TASK BRIEF:
Show every line containing "content" by copying it.

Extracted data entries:
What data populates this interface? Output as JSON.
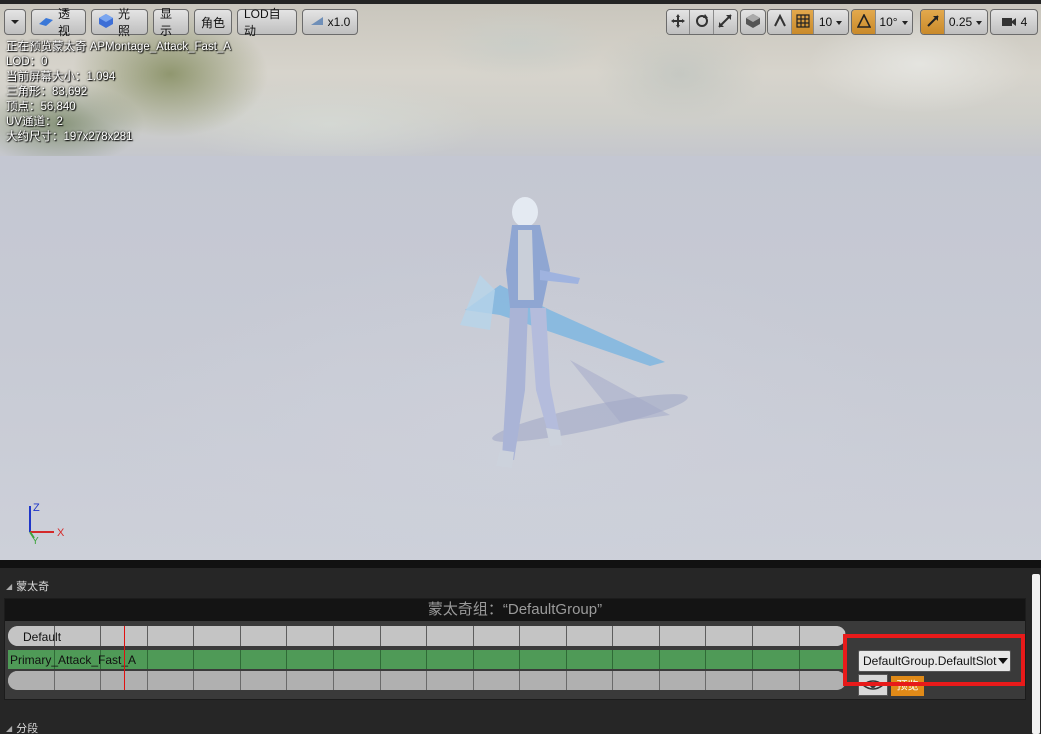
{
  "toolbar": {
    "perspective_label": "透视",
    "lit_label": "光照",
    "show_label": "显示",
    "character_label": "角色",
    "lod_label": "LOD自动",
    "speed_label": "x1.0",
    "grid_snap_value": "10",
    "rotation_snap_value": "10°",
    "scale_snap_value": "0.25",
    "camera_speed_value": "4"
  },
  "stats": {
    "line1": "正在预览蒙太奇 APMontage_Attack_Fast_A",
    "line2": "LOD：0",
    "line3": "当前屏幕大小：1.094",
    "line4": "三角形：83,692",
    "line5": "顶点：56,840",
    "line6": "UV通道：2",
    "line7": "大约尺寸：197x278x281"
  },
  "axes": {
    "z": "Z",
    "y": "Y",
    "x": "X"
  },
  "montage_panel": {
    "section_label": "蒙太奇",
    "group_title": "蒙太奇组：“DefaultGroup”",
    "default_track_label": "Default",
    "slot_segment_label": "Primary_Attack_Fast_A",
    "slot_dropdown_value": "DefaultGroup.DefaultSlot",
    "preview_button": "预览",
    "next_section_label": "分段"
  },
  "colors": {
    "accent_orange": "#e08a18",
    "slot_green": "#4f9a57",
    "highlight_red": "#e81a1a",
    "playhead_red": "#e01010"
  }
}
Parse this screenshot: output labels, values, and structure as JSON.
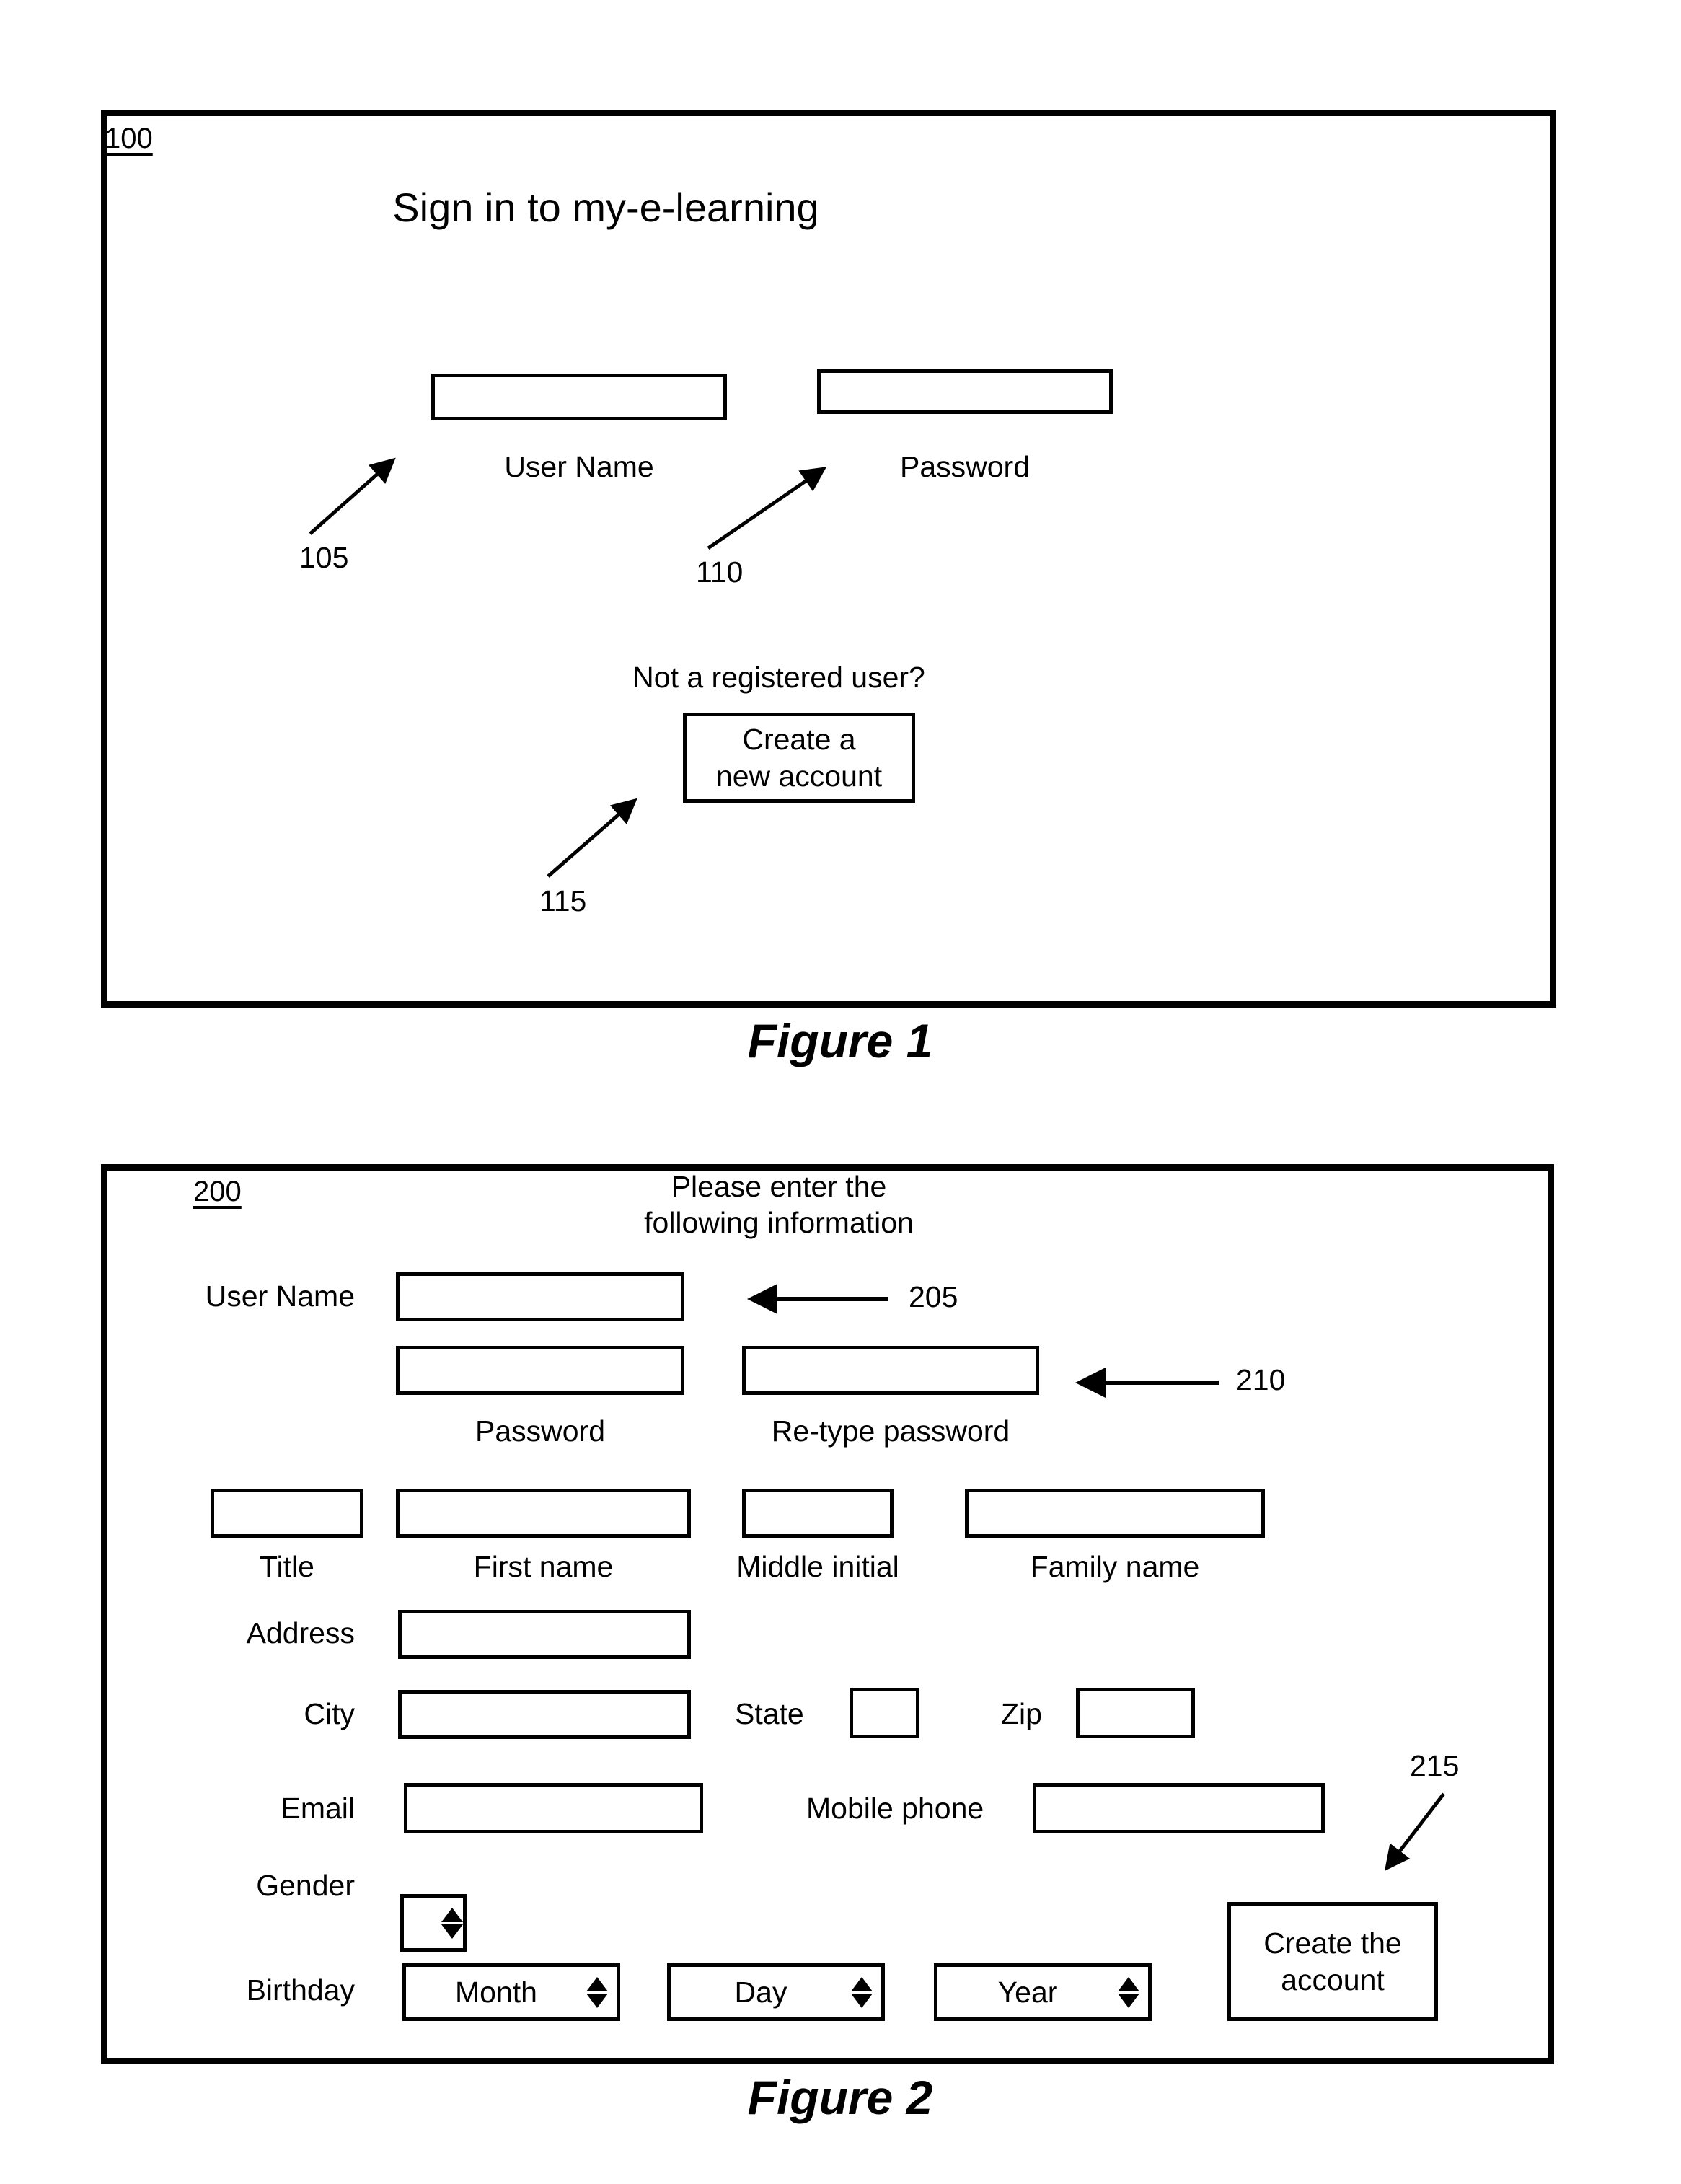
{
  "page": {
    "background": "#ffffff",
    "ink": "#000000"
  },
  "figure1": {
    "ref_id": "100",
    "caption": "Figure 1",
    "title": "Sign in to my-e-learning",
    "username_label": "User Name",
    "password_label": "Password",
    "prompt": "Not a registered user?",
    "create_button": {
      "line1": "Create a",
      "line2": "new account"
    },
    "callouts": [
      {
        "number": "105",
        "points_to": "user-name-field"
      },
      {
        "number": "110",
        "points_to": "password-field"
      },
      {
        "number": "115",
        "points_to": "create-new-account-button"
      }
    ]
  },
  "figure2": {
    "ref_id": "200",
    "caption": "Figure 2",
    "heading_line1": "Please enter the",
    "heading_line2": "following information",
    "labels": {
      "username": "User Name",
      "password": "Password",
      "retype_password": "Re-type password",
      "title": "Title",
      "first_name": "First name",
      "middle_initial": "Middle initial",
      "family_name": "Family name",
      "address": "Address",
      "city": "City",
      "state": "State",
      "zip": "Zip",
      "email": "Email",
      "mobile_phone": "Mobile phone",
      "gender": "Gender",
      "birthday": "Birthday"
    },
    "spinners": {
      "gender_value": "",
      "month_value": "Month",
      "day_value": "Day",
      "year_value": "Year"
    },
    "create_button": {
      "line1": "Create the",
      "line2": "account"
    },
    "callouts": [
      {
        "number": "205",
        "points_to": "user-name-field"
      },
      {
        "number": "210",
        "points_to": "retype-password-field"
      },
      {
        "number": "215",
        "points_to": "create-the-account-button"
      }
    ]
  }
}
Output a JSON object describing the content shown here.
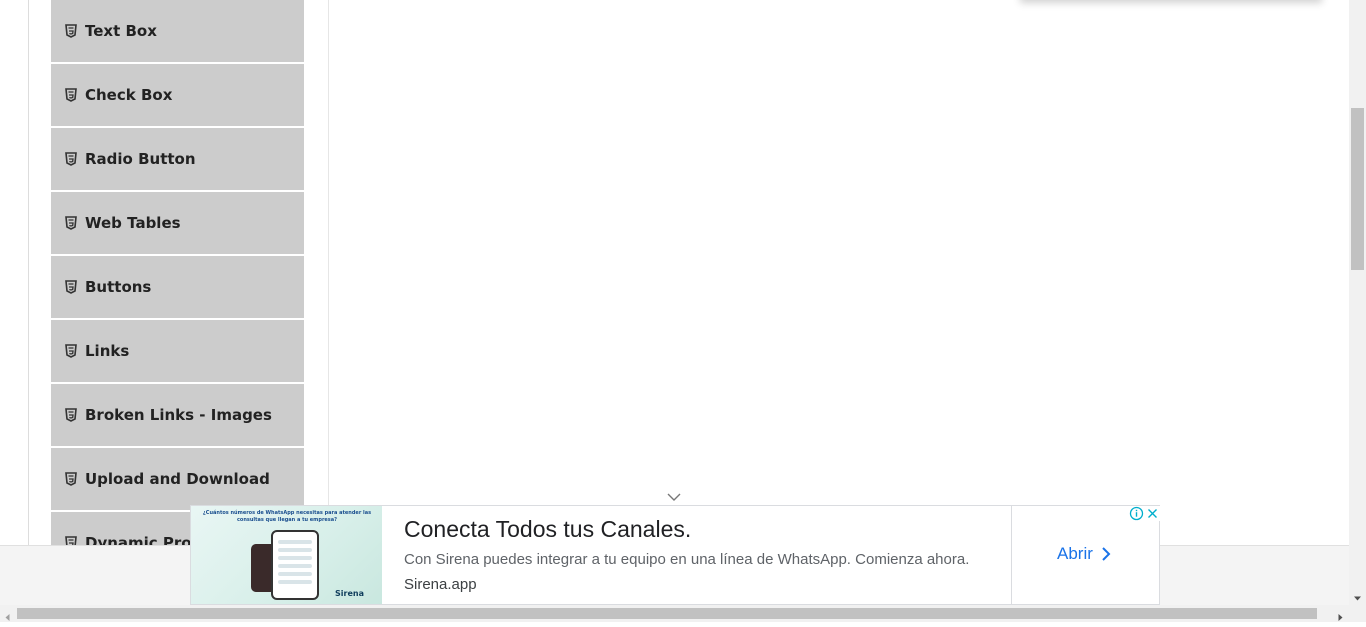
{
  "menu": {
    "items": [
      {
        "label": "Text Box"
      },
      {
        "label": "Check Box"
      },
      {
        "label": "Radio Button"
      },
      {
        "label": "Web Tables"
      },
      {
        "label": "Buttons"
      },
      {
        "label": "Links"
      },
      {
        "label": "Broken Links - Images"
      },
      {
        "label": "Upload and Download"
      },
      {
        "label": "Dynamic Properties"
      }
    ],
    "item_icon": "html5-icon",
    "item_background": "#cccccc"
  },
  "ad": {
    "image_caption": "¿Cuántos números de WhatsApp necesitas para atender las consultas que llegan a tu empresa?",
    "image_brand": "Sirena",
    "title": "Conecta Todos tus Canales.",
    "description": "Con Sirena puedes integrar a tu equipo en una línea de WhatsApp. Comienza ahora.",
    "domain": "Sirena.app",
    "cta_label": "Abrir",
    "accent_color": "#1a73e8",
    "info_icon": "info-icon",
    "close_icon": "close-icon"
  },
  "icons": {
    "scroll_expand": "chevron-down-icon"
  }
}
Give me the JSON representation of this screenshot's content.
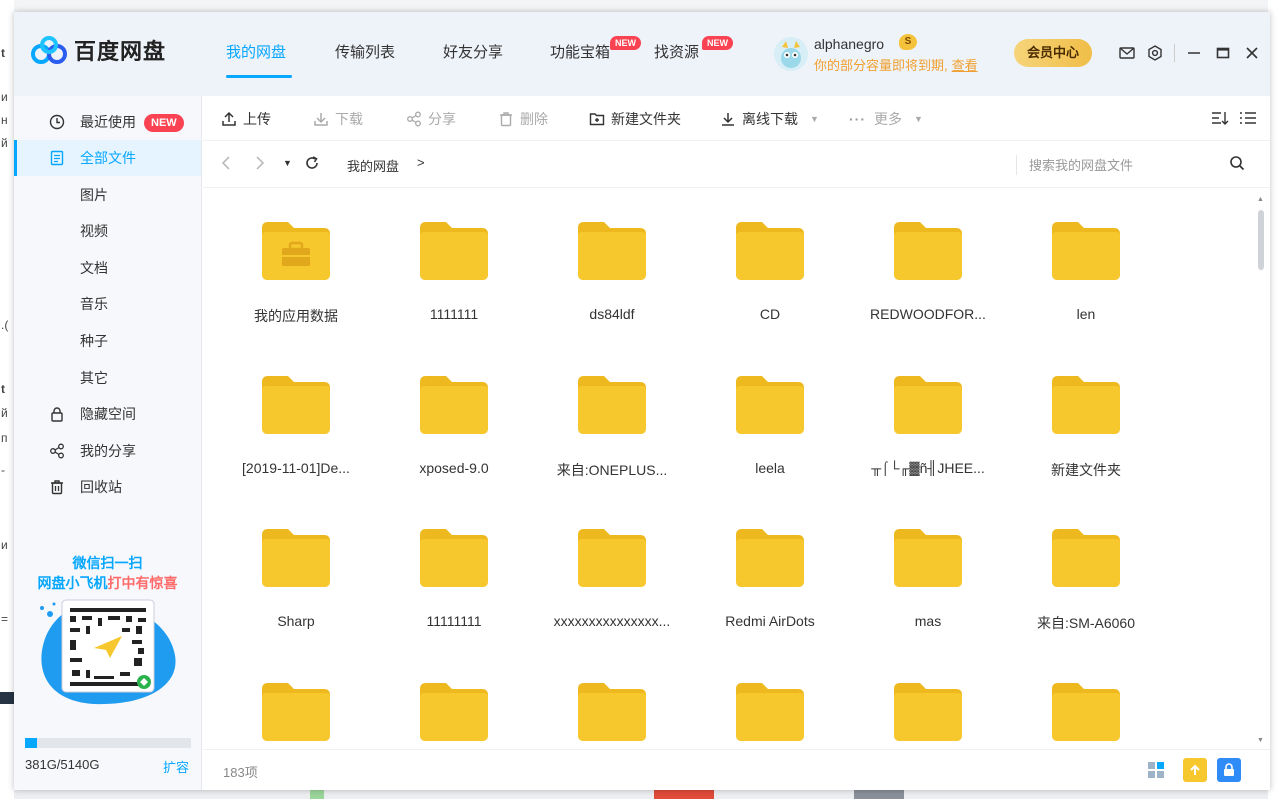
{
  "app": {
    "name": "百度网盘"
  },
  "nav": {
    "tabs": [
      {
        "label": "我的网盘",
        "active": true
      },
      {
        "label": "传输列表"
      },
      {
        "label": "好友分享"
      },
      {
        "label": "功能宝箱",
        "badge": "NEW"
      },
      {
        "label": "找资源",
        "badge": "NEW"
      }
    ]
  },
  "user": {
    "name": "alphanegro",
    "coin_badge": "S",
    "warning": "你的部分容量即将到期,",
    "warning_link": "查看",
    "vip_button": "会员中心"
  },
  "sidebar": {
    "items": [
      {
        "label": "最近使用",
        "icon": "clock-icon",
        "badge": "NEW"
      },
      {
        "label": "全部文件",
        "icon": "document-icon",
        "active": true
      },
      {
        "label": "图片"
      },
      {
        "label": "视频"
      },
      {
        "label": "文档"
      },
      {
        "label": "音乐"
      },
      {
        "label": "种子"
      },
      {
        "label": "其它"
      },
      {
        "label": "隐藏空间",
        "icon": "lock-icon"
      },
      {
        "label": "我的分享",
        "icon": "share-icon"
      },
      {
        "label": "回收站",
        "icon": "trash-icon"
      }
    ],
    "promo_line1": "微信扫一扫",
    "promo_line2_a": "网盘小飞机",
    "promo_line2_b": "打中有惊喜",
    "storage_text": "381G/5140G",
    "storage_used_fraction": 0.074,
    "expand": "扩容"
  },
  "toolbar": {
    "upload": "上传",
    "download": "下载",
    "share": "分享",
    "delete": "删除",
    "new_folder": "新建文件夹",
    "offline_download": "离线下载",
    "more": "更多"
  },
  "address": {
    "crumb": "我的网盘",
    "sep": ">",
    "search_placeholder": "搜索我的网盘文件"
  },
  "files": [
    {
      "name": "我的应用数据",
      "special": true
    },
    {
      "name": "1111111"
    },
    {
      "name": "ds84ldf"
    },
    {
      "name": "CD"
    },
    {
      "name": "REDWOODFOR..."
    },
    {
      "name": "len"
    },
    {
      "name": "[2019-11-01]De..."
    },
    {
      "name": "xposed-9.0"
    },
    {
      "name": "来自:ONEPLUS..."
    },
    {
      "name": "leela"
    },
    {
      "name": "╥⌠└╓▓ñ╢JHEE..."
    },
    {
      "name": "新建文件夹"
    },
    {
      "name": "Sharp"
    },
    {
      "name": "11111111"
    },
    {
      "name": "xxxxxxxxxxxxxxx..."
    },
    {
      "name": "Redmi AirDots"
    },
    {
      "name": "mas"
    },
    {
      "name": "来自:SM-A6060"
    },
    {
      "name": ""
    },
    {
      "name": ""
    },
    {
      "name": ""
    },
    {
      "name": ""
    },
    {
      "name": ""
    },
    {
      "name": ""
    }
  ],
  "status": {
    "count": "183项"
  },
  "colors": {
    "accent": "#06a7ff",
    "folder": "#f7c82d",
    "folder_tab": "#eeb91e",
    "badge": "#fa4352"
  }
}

TASK RESPONSE:
Output a JSON object describing the content shown here.
Give me the JSON representation of this screenshot's content.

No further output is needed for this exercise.